> **Short task**
Determine how many lines include "results". Give the number and nothing else.

* * * * *

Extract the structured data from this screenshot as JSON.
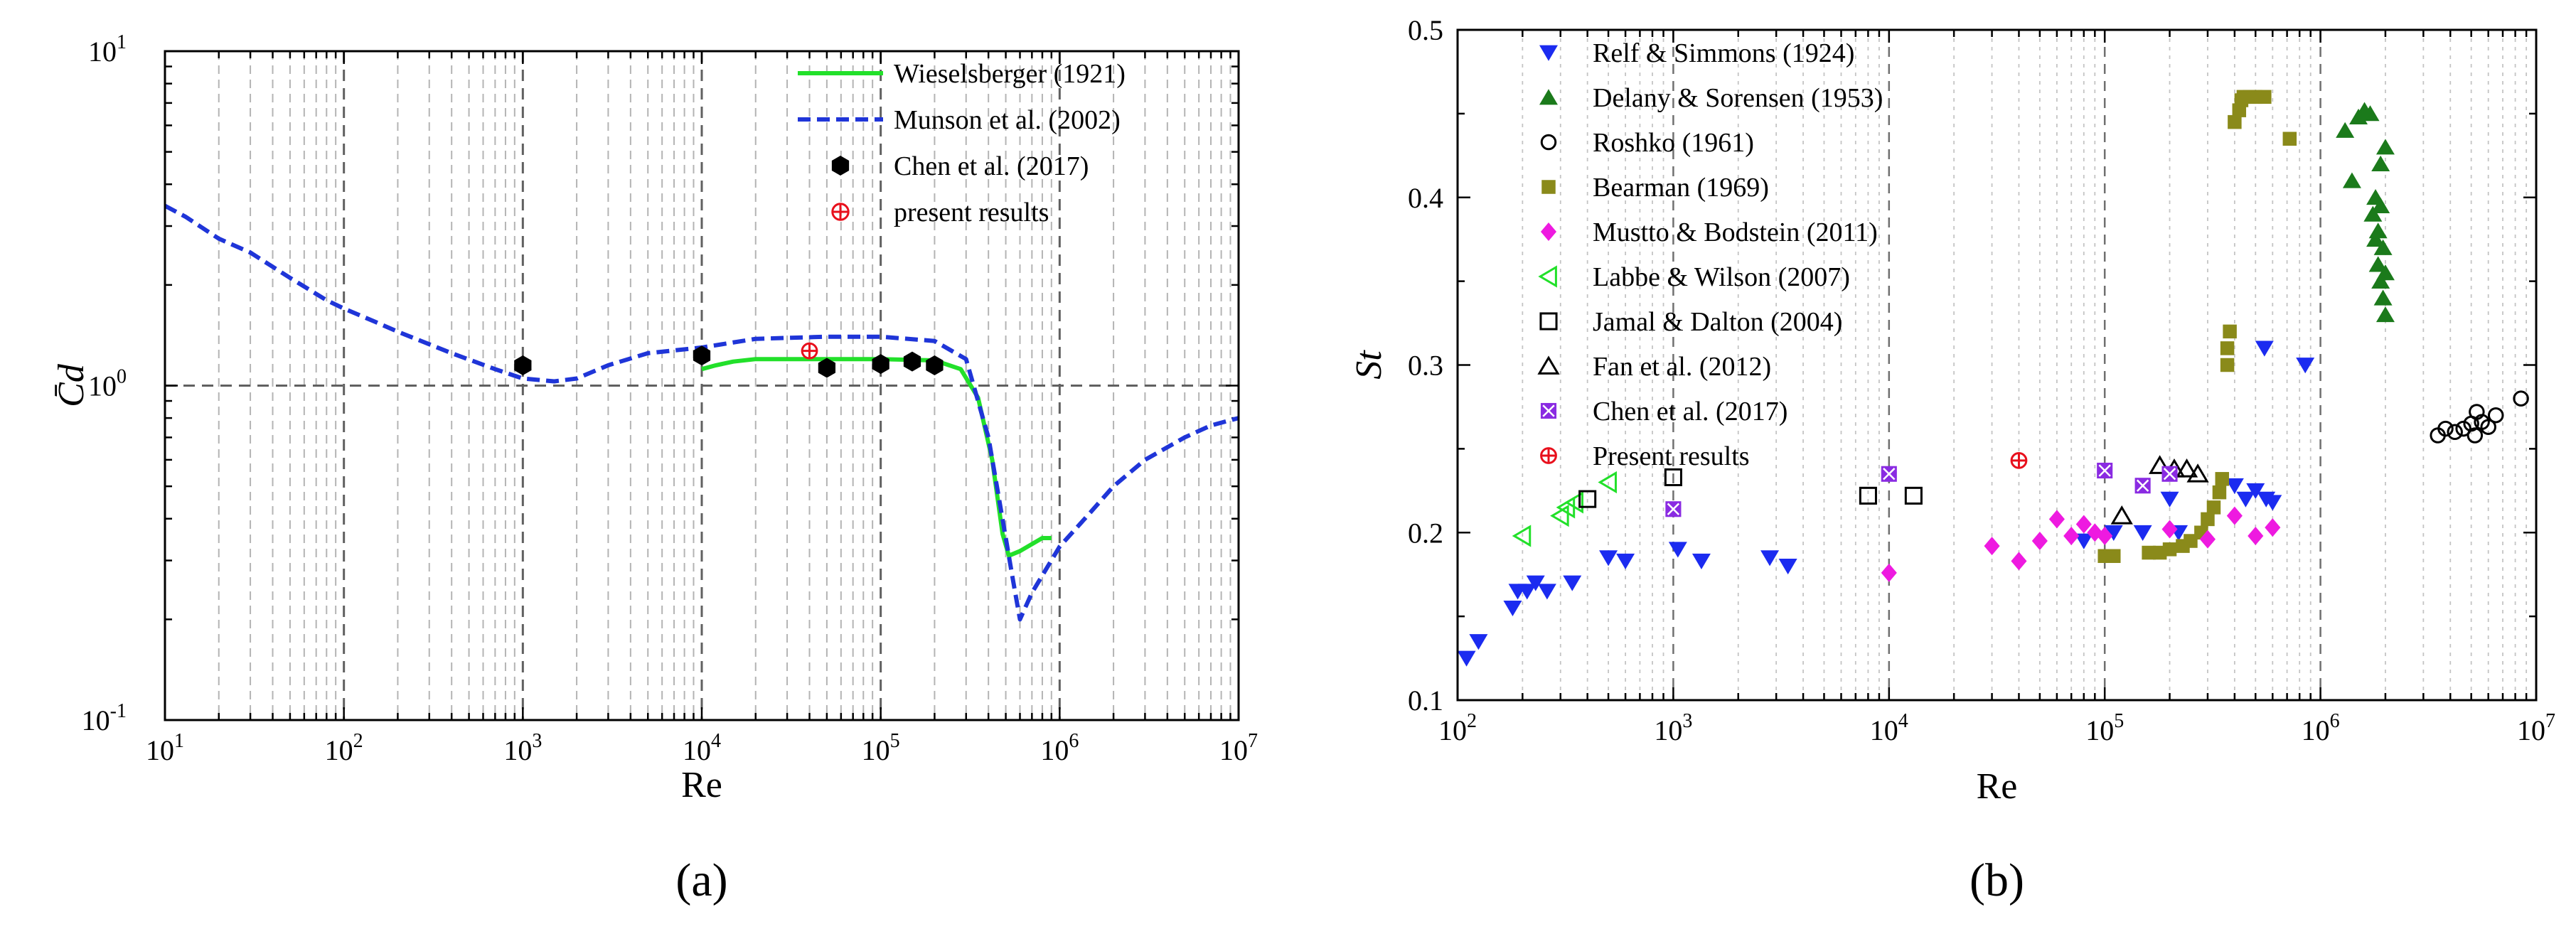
{
  "chart_data": [
    {
      "type": "line",
      "panel_label": "(a)",
      "xlabel": "Re",
      "ylabel": "C̄d",
      "x_scale": "log",
      "y_scale": "log",
      "xlim": [
        10,
        10000000
      ],
      "ylim": [
        0.1,
        10
      ],
      "x_tick_labels": [
        {
          "value": 10,
          "base": "10",
          "exp": "1"
        },
        {
          "value": 100,
          "base": "10",
          "exp": "2"
        },
        {
          "value": 1000,
          "base": "10",
          "exp": "3"
        },
        {
          "value": 10000,
          "base": "10",
          "exp": "4"
        },
        {
          "value": 100000,
          "base": "10",
          "exp": "5"
        },
        {
          "value": 1000000,
          "base": "10",
          "exp": "6"
        },
        {
          "value": 10000000,
          "base": "10",
          "exp": "7"
        }
      ],
      "y_tick_labels": [
        {
          "value": 0.1,
          "base": "10",
          "exp": "-1"
        },
        {
          "value": 1,
          "base": "10",
          "exp": "0"
        },
        {
          "value": 10,
          "base": "10",
          "exp": "1"
        }
      ],
      "grid": true,
      "legend_position": "top-right",
      "series": [
        {
          "name": "Wieselsberger (1921)",
          "kind": "line",
          "color": "#22e02a",
          "style": "solid",
          "points": [
            [
              10000,
              1.12
            ],
            [
              12000,
              1.15
            ],
            [
              15000,
              1.18
            ],
            [
              20000,
              1.2
            ],
            [
              40000,
              1.2
            ],
            [
              100000,
              1.2
            ],
            [
              200000,
              1.19
            ],
            [
              280000,
              1.12
            ],
            [
              350000,
              0.92
            ],
            [
              420000,
              0.6
            ],
            [
              480000,
              0.36
            ],
            [
              520000,
              0.31
            ],
            [
              600000,
              0.32
            ],
            [
              800000,
              0.35
            ],
            [
              900000,
              0.35
            ]
          ]
        },
        {
          "name": "Munson et al. (2002)",
          "kind": "line",
          "color": "#1f35d8",
          "style": "dashed",
          "points": [
            [
              10,
              3.45
            ],
            [
              13,
              3.2
            ],
            [
              20,
              2.75
            ],
            [
              30,
              2.5
            ],
            [
              50,
              2.1
            ],
            [
              80,
              1.8
            ],
            [
              100,
              1.7
            ],
            [
              150,
              1.55
            ],
            [
              200,
              1.45
            ],
            [
              400,
              1.25
            ],
            [
              700,
              1.12
            ],
            [
              1000,
              1.05
            ],
            [
              1500,
              1.03
            ],
            [
              2000,
              1.05
            ],
            [
              3000,
              1.15
            ],
            [
              5000,
              1.25
            ],
            [
              10000,
              1.3
            ],
            [
              20000,
              1.38
            ],
            [
              50000,
              1.4
            ],
            [
              100000,
              1.4
            ],
            [
              200000,
              1.36
            ],
            [
              300000,
              1.2
            ],
            [
              400000,
              0.7
            ],
            [
              500000,
              0.35
            ],
            [
              550000,
              0.26
            ],
            [
              600000,
              0.2
            ],
            [
              700000,
              0.24
            ],
            [
              1000000,
              0.33
            ],
            [
              1500000,
              0.42
            ],
            [
              2000000,
              0.5
            ],
            [
              3000000,
              0.6
            ],
            [
              5000000,
              0.7
            ],
            [
              7000000,
              0.76
            ],
            [
              10000000,
              0.8
            ]
          ]
        },
        {
          "name": "Chen et al. (2017)",
          "kind": "marker",
          "marker": "hexagon-filled",
          "color": "#000000",
          "points": [
            [
              1000,
              1.15
            ],
            [
              10000,
              1.23
            ],
            [
              50000,
              1.13
            ],
            [
              100000,
              1.16
            ],
            [
              150000,
              1.18
            ],
            [
              200000,
              1.15
            ]
          ]
        },
        {
          "name": "present results",
          "kind": "marker",
          "marker": "circle-plus",
          "color": "#e8101c",
          "points": [
            [
              40000,
              1.27
            ]
          ]
        }
      ]
    },
    {
      "type": "scatter",
      "panel_label": "(b)",
      "xlabel": "Re",
      "ylabel": "St",
      "x_scale": "log",
      "y_scale": "linear",
      "xlim": [
        100,
        10000000
      ],
      "ylim": [
        0.1,
        0.5
      ],
      "x_tick_labels": [
        {
          "value": 100,
          "base": "10",
          "exp": "2"
        },
        {
          "value": 1000,
          "base": "10",
          "exp": "3"
        },
        {
          "value": 10000,
          "base": "10",
          "exp": "4"
        },
        {
          "value": 100000,
          "base": "10",
          "exp": "5"
        },
        {
          "value": 1000000,
          "base": "10",
          "exp": "6"
        },
        {
          "value": 10000000,
          "base": "10",
          "exp": "7"
        }
      ],
      "y_ticks": [
        "0.1",
        "0.2",
        "0.3",
        "0.4",
        "0.5"
      ],
      "grid": true,
      "legend_position": "top-left",
      "series": [
        {
          "name": "Relf & Simmons (1924)",
          "marker": "triangle-down-filled",
          "color": "#1b2bf0",
          "points": [
            [
              110,
              0.125
            ],
            [
              125,
              0.135
            ],
            [
              180,
              0.155
            ],
            [
              190,
              0.165
            ],
            [
              210,
              0.165
            ],
            [
              230,
              0.17
            ],
            [
              260,
              0.165
            ],
            [
              340,
              0.17
            ],
            [
              500,
              0.185
            ],
            [
              600,
              0.183
            ],
            [
              1050,
              0.19
            ],
            [
              1350,
              0.183
            ],
            [
              2800,
              0.185
            ],
            [
              3400,
              0.18
            ],
            [
              80000,
              0.195
            ],
            [
              110000,
              0.2
            ],
            [
              150000,
              0.2
            ],
            [
              200000,
              0.22
            ],
            [
              220000,
              0.2
            ],
            [
              400000,
              0.228
            ],
            [
              450000,
              0.22
            ],
            [
              500000,
              0.225
            ],
            [
              560000,
              0.22
            ],
            [
              600000,
              0.218
            ],
            [
              550000,
              0.31
            ],
            [
              850000,
              0.3
            ]
          ]
        },
        {
          "name": "Delany & Sorensen (1953)",
          "marker": "triangle-filled",
          "color": "#1b7a1b",
          "points": [
            [
              1300000,
              0.44
            ],
            [
              1400000,
              0.41
            ],
            [
              1500000,
              0.448
            ],
            [
              1600000,
              0.452
            ],
            [
              1700000,
              0.45
            ],
            [
              1800000,
              0.4
            ],
            [
              1900000,
              0.42
            ],
            [
              2000000,
              0.43
            ],
            [
              1750000,
              0.39
            ],
            [
              1800000,
              0.375
            ],
            [
              1850000,
              0.36
            ],
            [
              1900000,
              0.35
            ],
            [
              1950000,
              0.34
            ],
            [
              2000000,
              0.33
            ],
            [
              1850000,
              0.38
            ],
            [
              1950000,
              0.37
            ],
            [
              1900000,
              0.395
            ],
            [
              2000000,
              0.355
            ]
          ]
        },
        {
          "name": "Roshko (1961)",
          "marker": "circle-open",
          "color": "#000000",
          "points": [
            [
              3500000,
              0.258
            ],
            [
              3800000,
              0.262
            ],
            [
              4200000,
              0.26
            ],
            [
              4600000,
              0.262
            ],
            [
              5000000,
              0.265
            ],
            [
              5200000,
              0.258
            ],
            [
              5300000,
              0.272
            ],
            [
              5600000,
              0.266
            ],
            [
              6000000,
              0.263
            ],
            [
              6500000,
              0.27
            ],
            [
              8500000,
              0.28
            ]
          ]
        },
        {
          "name": "Bearman (1969)",
          "marker": "square-filled",
          "color": "#8a8a1a",
          "points": [
            [
              100000,
              0.186
            ],
            [
              110000,
              0.186
            ],
            [
              160000,
              0.188
            ],
            [
              180000,
              0.188
            ],
            [
              200000,
              0.19
            ],
            [
              230000,
              0.192
            ],
            [
              250000,
              0.195
            ],
            [
              280000,
              0.2
            ],
            [
              300000,
              0.208
            ],
            [
              320000,
              0.215
            ],
            [
              340000,
              0.224
            ],
            [
              350000,
              0.232
            ],
            [
              370000,
              0.3
            ],
            [
              370000,
              0.31
            ],
            [
              380000,
              0.32
            ],
            [
              400000,
              0.445
            ],
            [
              420000,
              0.452
            ],
            [
              430000,
              0.458
            ],
            [
              440000,
              0.46
            ],
            [
              470000,
              0.46
            ],
            [
              500000,
              0.46
            ],
            [
              550000,
              0.46
            ],
            [
              720000,
              0.435
            ]
          ]
        },
        {
          "name": "Mustto & Bodstein (2011)",
          "marker": "diamond-filled",
          "color": "#ee1ae0",
          "points": [
            [
              10000,
              0.176
            ],
            [
              30000,
              0.192
            ],
            [
              40000,
              0.183
            ],
            [
              50000,
              0.195
            ],
            [
              60000,
              0.208
            ],
            [
              70000,
              0.198
            ],
            [
              80000,
              0.205
            ],
            [
              90000,
              0.2
            ],
            [
              100000,
              0.198
            ],
            [
              200000,
              0.202
            ],
            [
              300000,
              0.196
            ],
            [
              400000,
              0.21
            ],
            [
              500000,
              0.198
            ],
            [
              600000,
              0.203
            ]
          ]
        },
        {
          "name": "Labbe & Wilson (2007)",
          "marker": "triangle-left-open",
          "color": "#22e02a",
          "points": [
            [
              200,
              0.198
            ],
            [
              300,
              0.21
            ],
            [
              320,
              0.215
            ],
            [
              350,
              0.218
            ],
            [
              500,
              0.23
            ]
          ]
        },
        {
          "name": "Jamal & Dalton (2004)",
          "marker": "square-open",
          "color": "#000000",
          "points": [
            [
              400,
              0.22
            ],
            [
              1000,
              0.233
            ],
            [
              8000,
              0.222
            ],
            [
              13000,
              0.222
            ]
          ]
        },
        {
          "name": "Fan et al. (2012)",
          "marker": "triangle-open",
          "color": "#000000",
          "points": [
            [
              120000,
              0.21
            ],
            [
              180000,
              0.24
            ],
            [
              210000,
              0.238
            ],
            [
              240000,
              0.238
            ],
            [
              270000,
              0.235
            ]
          ]
        },
        {
          "name": "Chen et al. (2017)",
          "marker": "square-cross",
          "color": "#8a2be2",
          "points": [
            [
              1000,
              0.214
            ],
            [
              10000,
              0.235
            ],
            [
              100000,
              0.237
            ],
            [
              150000,
              0.228
            ],
            [
              200000,
              0.235
            ]
          ]
        },
        {
          "name": "Present results",
          "marker": "circle-plus",
          "color": "#e8101c",
          "points": [
            [
              40000,
              0.243
            ]
          ]
        }
      ]
    }
  ]
}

* * * * *

> **Solution below**
2